## Task brief:
Go through the material and pull out every line with the string "prazo" in it.

----

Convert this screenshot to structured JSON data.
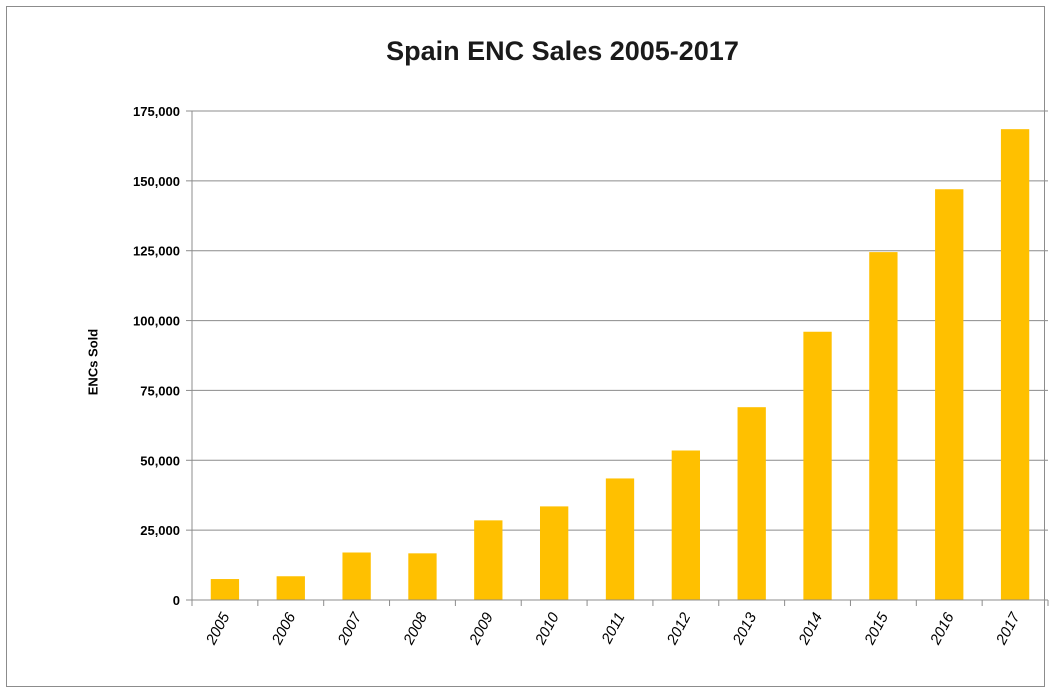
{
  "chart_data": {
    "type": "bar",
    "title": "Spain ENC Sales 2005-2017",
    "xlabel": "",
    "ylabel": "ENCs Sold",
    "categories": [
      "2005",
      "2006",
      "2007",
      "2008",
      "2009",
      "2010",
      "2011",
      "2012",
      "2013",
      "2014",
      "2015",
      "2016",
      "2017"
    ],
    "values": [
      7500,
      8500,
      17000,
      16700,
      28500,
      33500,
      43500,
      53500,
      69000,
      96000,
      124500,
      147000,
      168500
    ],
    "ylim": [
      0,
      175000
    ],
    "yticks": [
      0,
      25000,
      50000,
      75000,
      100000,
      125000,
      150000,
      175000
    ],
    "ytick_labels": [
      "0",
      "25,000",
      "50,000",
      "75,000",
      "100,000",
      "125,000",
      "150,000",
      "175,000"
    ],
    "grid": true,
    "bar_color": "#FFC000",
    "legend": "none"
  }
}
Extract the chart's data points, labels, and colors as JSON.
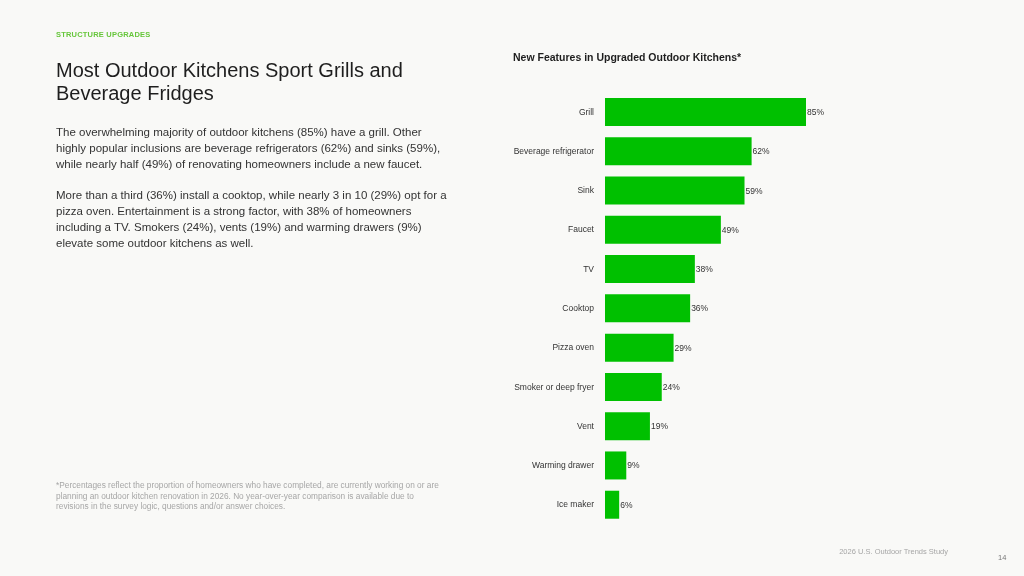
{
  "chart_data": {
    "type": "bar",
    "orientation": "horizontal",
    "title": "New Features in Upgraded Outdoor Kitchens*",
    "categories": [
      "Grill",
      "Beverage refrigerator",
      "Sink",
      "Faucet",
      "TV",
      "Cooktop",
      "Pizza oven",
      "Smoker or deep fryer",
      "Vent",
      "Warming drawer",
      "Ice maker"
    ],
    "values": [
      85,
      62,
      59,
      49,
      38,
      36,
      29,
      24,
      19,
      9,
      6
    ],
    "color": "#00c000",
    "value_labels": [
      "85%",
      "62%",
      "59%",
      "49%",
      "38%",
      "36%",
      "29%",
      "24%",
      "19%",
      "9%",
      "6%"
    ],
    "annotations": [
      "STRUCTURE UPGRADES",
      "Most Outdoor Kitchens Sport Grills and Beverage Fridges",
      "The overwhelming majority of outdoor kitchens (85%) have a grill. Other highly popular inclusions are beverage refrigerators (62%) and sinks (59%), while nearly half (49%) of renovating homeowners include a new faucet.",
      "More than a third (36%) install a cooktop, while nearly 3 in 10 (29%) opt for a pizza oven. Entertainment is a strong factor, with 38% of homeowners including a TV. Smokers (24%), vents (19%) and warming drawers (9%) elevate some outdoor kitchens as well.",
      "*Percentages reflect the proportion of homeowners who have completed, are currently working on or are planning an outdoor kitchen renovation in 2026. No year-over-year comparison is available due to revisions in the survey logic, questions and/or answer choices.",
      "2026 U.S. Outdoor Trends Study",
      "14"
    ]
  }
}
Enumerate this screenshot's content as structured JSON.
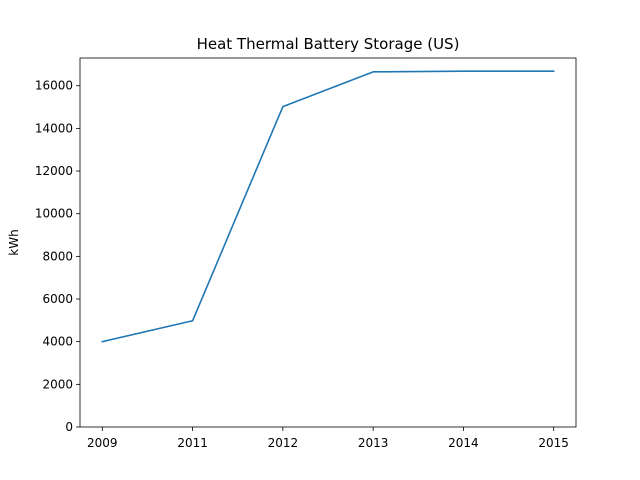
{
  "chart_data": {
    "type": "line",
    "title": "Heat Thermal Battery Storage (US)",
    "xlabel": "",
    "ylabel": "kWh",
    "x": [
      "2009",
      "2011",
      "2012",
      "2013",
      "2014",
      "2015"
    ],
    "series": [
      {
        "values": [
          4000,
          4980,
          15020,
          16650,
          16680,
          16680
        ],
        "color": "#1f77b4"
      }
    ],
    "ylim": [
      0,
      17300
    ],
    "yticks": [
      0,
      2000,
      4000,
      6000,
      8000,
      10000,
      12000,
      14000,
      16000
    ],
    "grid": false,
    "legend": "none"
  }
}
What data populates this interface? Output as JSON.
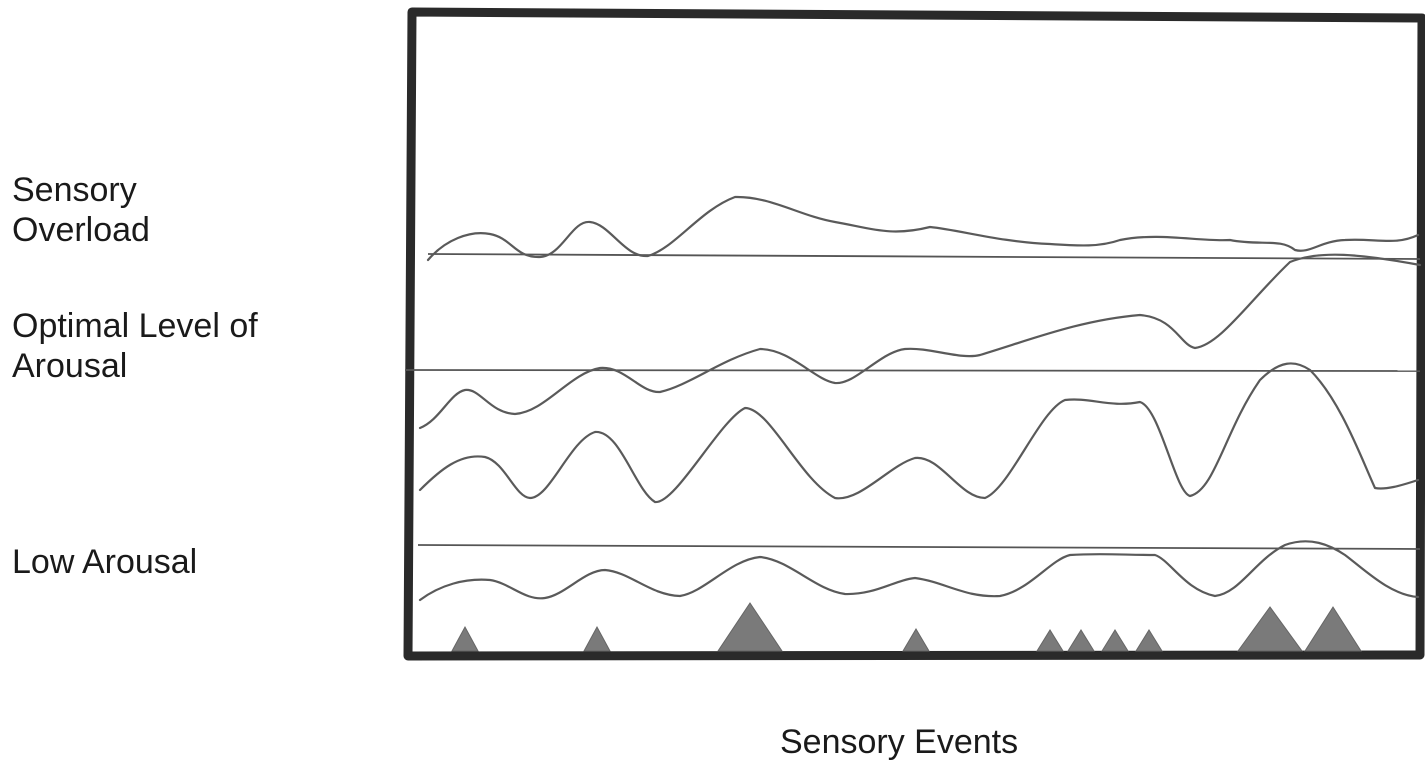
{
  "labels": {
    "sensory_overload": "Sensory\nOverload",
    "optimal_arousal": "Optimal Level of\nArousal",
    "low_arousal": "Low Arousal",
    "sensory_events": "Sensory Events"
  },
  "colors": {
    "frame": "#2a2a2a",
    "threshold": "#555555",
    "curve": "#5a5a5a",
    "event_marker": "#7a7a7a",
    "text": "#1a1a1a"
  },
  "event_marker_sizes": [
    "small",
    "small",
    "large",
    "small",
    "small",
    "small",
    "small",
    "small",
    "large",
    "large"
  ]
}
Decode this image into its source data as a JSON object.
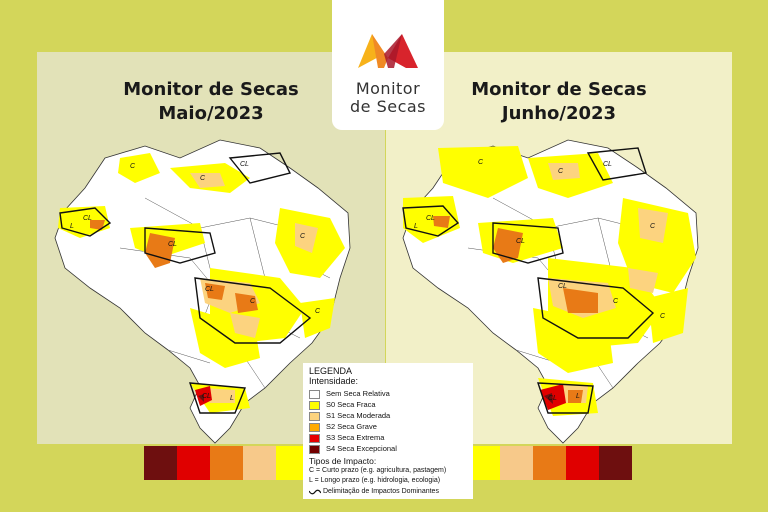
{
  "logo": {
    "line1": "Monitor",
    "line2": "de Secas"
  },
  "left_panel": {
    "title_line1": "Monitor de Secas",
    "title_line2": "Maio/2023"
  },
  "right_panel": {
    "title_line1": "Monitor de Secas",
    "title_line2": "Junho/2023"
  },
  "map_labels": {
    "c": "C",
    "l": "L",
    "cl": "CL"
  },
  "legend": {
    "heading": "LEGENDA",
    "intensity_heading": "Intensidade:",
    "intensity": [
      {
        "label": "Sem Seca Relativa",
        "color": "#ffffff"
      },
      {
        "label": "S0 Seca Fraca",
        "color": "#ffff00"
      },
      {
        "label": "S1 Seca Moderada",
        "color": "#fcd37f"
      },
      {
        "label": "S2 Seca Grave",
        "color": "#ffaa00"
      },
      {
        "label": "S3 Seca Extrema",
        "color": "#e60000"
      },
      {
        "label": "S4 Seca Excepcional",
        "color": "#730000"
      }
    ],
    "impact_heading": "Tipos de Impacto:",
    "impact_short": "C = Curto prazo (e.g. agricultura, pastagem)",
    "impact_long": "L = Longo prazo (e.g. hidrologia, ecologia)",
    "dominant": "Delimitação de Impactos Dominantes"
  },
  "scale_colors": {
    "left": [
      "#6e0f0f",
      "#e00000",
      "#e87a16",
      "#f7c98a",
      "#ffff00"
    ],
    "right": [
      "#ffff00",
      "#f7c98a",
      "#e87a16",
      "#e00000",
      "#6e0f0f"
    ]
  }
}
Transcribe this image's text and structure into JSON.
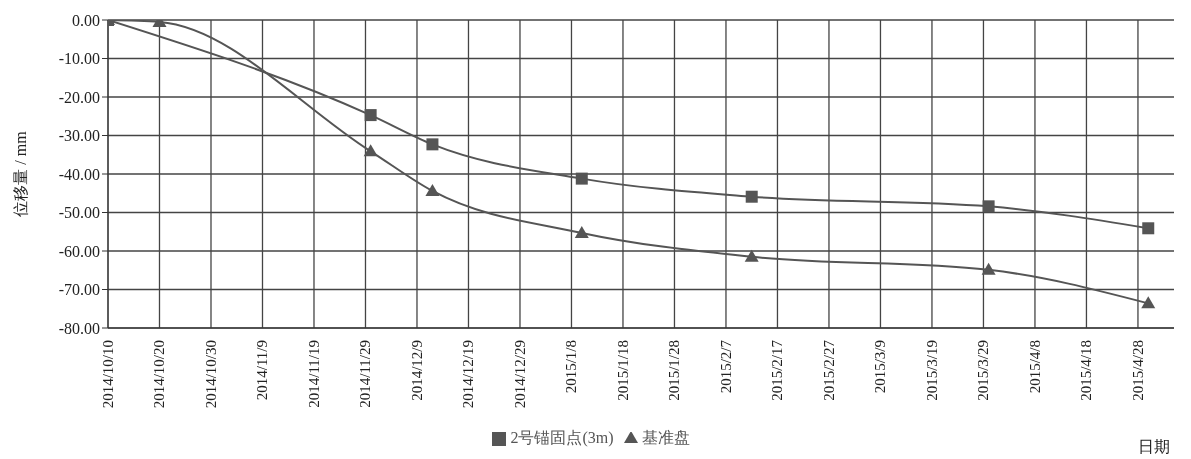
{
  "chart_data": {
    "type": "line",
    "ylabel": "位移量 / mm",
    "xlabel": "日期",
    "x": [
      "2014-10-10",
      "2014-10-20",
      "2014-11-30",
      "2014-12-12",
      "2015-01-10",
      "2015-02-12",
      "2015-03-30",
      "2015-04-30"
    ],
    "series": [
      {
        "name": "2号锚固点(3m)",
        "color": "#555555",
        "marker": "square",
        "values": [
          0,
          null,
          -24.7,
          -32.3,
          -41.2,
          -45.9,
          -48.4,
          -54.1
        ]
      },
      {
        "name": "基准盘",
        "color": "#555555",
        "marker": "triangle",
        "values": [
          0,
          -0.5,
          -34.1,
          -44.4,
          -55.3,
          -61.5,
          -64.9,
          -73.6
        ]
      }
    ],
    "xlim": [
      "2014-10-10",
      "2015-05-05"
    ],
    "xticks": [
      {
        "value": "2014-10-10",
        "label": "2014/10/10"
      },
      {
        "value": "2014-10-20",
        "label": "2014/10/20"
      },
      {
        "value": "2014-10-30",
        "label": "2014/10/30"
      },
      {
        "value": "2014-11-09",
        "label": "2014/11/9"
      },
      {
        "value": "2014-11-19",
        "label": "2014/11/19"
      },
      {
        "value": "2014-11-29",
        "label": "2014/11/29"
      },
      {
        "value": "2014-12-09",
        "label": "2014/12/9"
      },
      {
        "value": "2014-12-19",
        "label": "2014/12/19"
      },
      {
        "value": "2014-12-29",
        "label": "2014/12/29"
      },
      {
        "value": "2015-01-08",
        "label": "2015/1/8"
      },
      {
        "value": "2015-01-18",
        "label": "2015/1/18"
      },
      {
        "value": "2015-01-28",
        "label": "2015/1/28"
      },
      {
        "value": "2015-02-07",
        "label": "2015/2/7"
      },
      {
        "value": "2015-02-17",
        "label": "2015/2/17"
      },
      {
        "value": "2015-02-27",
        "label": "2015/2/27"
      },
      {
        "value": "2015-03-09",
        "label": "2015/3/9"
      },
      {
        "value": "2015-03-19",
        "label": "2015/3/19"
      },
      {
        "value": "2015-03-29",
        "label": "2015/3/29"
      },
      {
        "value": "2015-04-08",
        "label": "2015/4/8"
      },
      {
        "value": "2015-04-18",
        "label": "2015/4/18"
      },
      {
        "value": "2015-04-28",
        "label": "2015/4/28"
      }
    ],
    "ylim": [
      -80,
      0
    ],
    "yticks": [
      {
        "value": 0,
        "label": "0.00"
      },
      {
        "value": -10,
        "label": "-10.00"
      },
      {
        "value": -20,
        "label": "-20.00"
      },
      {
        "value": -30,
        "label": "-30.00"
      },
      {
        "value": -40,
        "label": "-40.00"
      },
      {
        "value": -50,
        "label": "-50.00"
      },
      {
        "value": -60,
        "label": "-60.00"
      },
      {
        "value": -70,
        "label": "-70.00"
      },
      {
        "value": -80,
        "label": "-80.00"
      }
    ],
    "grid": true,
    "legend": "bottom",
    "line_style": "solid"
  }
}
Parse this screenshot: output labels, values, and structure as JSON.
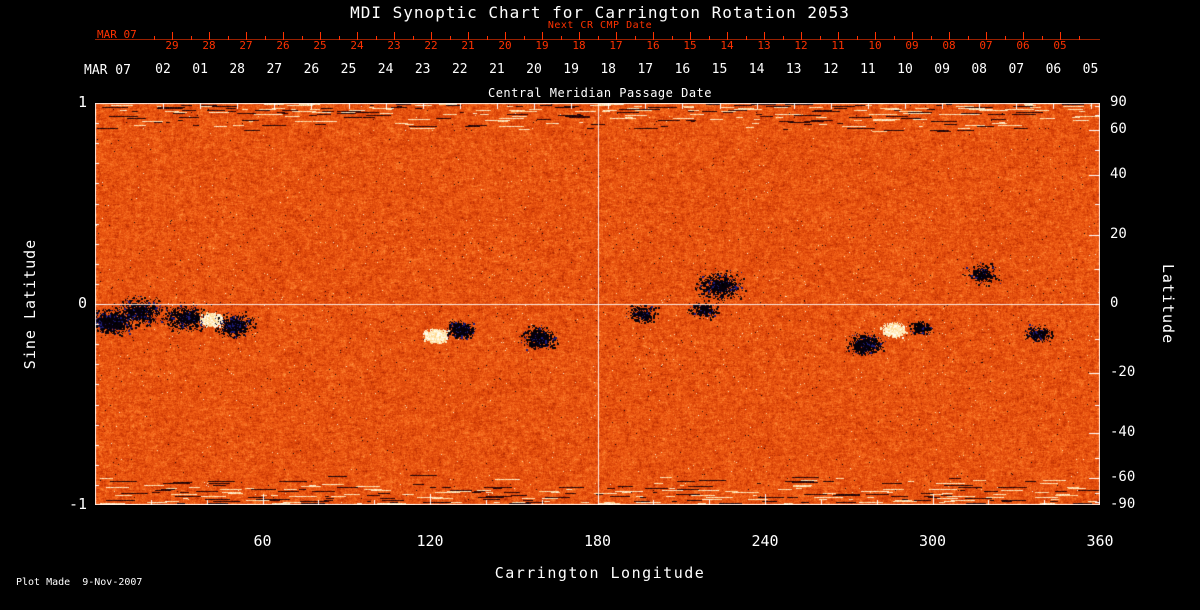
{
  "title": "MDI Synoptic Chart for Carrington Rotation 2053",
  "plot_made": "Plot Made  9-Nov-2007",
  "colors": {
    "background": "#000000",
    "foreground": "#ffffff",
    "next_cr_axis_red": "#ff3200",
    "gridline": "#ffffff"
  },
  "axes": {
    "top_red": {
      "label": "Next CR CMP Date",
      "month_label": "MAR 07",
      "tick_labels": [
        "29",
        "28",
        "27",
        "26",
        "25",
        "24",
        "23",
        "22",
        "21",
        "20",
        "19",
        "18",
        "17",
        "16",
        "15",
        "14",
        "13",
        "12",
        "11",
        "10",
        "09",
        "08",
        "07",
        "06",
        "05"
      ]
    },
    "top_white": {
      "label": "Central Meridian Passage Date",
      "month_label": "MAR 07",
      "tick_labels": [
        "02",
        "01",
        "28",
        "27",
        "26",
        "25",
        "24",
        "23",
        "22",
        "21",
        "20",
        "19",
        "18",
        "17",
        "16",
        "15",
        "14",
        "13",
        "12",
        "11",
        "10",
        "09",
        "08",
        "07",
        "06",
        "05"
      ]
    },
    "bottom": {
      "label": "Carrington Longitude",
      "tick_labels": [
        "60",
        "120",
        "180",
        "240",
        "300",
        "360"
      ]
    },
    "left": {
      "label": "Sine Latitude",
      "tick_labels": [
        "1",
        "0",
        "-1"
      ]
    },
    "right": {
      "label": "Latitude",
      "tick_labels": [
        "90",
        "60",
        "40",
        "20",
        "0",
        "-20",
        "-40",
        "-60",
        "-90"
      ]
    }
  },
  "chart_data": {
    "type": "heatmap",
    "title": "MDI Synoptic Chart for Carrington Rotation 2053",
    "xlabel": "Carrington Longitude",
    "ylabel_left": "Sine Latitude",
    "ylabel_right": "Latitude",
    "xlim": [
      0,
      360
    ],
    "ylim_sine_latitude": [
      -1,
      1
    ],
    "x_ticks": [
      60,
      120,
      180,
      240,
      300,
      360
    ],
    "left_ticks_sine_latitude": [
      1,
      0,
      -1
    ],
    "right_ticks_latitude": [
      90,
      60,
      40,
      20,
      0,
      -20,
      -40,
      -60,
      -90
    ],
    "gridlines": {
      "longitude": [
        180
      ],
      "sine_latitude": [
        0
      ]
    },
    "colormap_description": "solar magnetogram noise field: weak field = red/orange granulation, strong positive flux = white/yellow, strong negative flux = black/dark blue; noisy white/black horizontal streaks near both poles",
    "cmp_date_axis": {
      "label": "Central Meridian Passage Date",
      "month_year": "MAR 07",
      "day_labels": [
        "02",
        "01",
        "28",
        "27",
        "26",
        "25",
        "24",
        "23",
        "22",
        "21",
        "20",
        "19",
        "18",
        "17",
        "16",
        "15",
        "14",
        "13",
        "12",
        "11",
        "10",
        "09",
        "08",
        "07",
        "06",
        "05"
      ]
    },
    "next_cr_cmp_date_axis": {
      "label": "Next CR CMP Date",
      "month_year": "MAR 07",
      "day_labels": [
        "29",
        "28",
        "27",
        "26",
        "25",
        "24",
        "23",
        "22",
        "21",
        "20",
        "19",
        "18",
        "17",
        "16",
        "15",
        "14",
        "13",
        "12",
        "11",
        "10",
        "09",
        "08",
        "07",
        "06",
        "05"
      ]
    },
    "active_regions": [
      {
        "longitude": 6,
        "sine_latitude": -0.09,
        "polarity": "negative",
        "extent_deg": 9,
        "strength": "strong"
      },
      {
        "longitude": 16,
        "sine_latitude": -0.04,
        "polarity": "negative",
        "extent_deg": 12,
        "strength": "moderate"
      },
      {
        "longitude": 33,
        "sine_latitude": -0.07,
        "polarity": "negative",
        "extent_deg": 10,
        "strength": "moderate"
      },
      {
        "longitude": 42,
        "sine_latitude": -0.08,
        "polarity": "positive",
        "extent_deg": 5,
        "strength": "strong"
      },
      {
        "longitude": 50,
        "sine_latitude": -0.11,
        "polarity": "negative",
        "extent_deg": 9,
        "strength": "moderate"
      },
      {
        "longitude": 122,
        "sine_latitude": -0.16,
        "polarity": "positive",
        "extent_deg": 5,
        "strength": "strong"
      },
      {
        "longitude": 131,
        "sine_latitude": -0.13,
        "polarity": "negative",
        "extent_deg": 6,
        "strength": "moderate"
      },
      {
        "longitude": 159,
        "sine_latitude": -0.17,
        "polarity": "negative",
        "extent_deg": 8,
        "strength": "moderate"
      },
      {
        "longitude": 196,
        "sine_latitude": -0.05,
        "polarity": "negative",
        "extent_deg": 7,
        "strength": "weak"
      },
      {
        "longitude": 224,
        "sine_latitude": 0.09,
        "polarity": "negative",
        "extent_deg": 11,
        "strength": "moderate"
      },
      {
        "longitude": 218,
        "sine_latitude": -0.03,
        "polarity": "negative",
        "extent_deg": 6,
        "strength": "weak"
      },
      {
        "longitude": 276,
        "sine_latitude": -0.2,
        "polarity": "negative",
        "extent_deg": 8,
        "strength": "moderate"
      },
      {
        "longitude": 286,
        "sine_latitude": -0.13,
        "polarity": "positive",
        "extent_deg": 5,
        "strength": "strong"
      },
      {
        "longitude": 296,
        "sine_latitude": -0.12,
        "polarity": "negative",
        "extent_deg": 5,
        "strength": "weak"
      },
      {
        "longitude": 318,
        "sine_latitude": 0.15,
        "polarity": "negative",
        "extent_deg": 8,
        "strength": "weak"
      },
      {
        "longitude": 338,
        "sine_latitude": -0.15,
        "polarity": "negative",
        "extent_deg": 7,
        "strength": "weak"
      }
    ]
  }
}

----

## Reply to the exercise:
    "impact_short": "C = Curto prazo (e.g. agricultura, pastagem)",
    "impact_long": "L = Longo prazo (e.g. hidrologia, ecologia)",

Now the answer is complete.